**Set exercise:** Omit all images, then return the remaining material exactly as it stands.
* Begin Input data *
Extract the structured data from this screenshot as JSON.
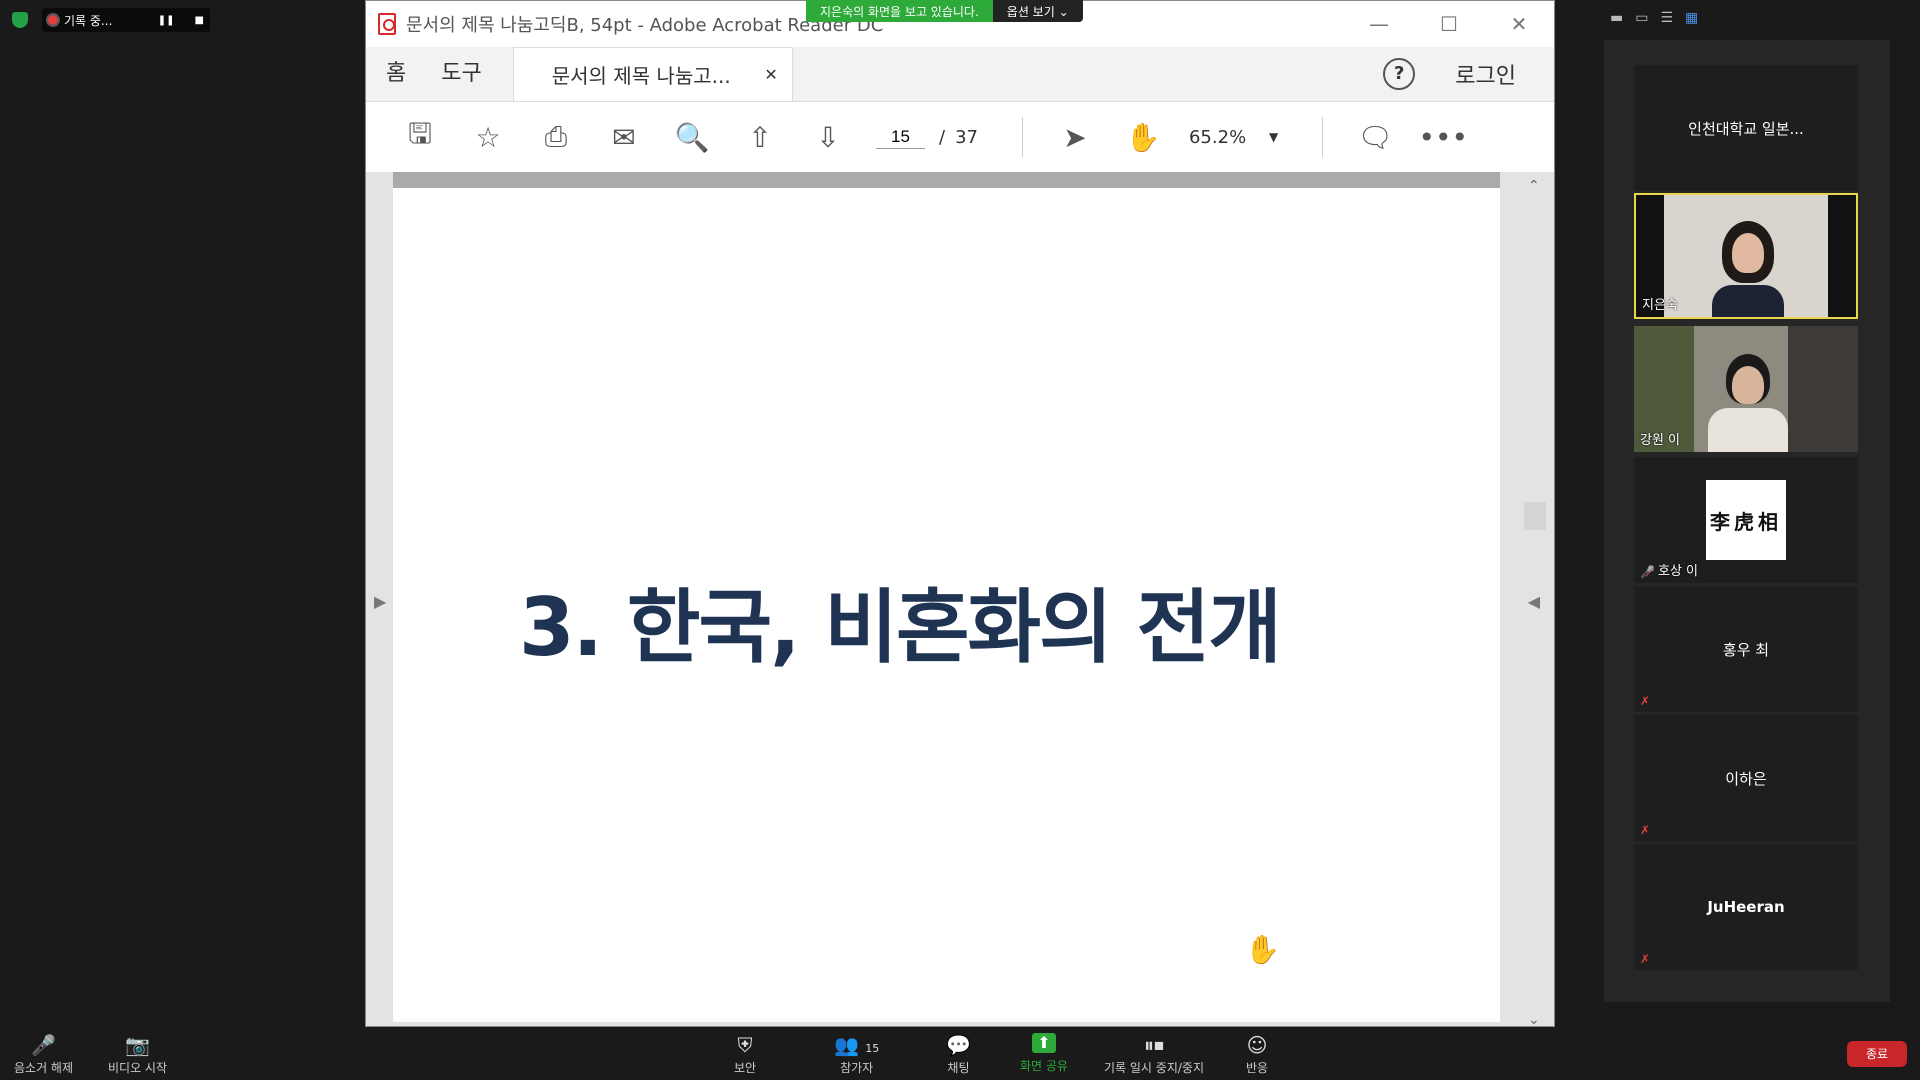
{
  "recording": {
    "label": "기록 중..."
  },
  "banner": {
    "text": "지은숙의 화면을 보고 있습니다.",
    "options": "옵션 보기 ⌄"
  },
  "window": {
    "title": "문서의 제목 나눔고딕B, 54pt - Adobe Acrobat Reader DC",
    "nav_home": "홈",
    "nav_tools": "도구",
    "doc_tab": "문서의 제목 나눔고...",
    "login": "로그인",
    "page_current": "15",
    "page_total": "37",
    "zoom": "65.2%"
  },
  "slide": {
    "title": "3. 한국, 비혼화의 전개"
  },
  "panel": {
    "tiles": [
      {
        "name": "인천대학교 일본..."
      },
      {
        "name": "지은숙"
      },
      {
        "name": "강원 이"
      },
      {
        "name": "호상 이",
        "badge": "李虎相"
      },
      {
        "name": "홍우 최"
      },
      {
        "name": "이하은"
      },
      {
        "name": "JuHeeran"
      }
    ]
  },
  "bottom": {
    "mute": "음소거 해제",
    "video": "비디오 시작",
    "security": "보안",
    "participants": "참가자",
    "participants_count": "15",
    "chat": "채팅",
    "share": "화면 공유",
    "record": "기록 일시 중지/중지",
    "reactions": "반응",
    "end": "종료"
  },
  "colors": {
    "accent_green": "#2eaa3a",
    "end_red": "#c8262b",
    "slide_title": "#1f3352",
    "active_speaker": "#e8d64a"
  }
}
* End Input data *
**Result of this exercise:**
Extract the structured data from this screenshot as JSON.
{
  "recording": {
    "label": "기록 중..."
  },
  "banner": {
    "text": "지은숙의 화면을 보고 있습니다.",
    "options": "옵션 보기 ⌄"
  },
  "window": {
    "title": "문서의 제목 나눔고딕B, 54pt - Adobe Acrobat Reader DC",
    "nav_home": "홈",
    "nav_tools": "도구",
    "doc_tab": "문서의 제목 나눔고...",
    "login": "로그인",
    "page_current": "15",
    "page_total": "37",
    "zoom": "65.2%"
  },
  "slide": {
    "title": "3. 한국, 비혼화의 전개"
  },
  "panel": {
    "tiles": [
      {
        "name": "인천대학교 일본..."
      },
      {
        "name": "지은숙"
      },
      {
        "name": "강원 이"
      },
      {
        "name": "호상 이",
        "badge": "李虎相"
      },
      {
        "name": "홍우 최"
      },
      {
        "name": "이하은"
      },
      {
        "name": "JuHeeran"
      }
    ]
  },
  "bottom": {
    "mute": "음소거 해제",
    "video": "비디오 시작",
    "security": "보안",
    "participants": "참가자",
    "participants_count": "15",
    "chat": "채팅",
    "share": "화면 공유",
    "record": "기록 일시 중지/중지",
    "reactions": "반응",
    "end": "종료"
  },
  "colors": {
    "accent_green": "#2eaa3a",
    "end_red": "#c8262b",
    "slide_title": "#1f3352",
    "active_speaker": "#e8d64a"
  }
}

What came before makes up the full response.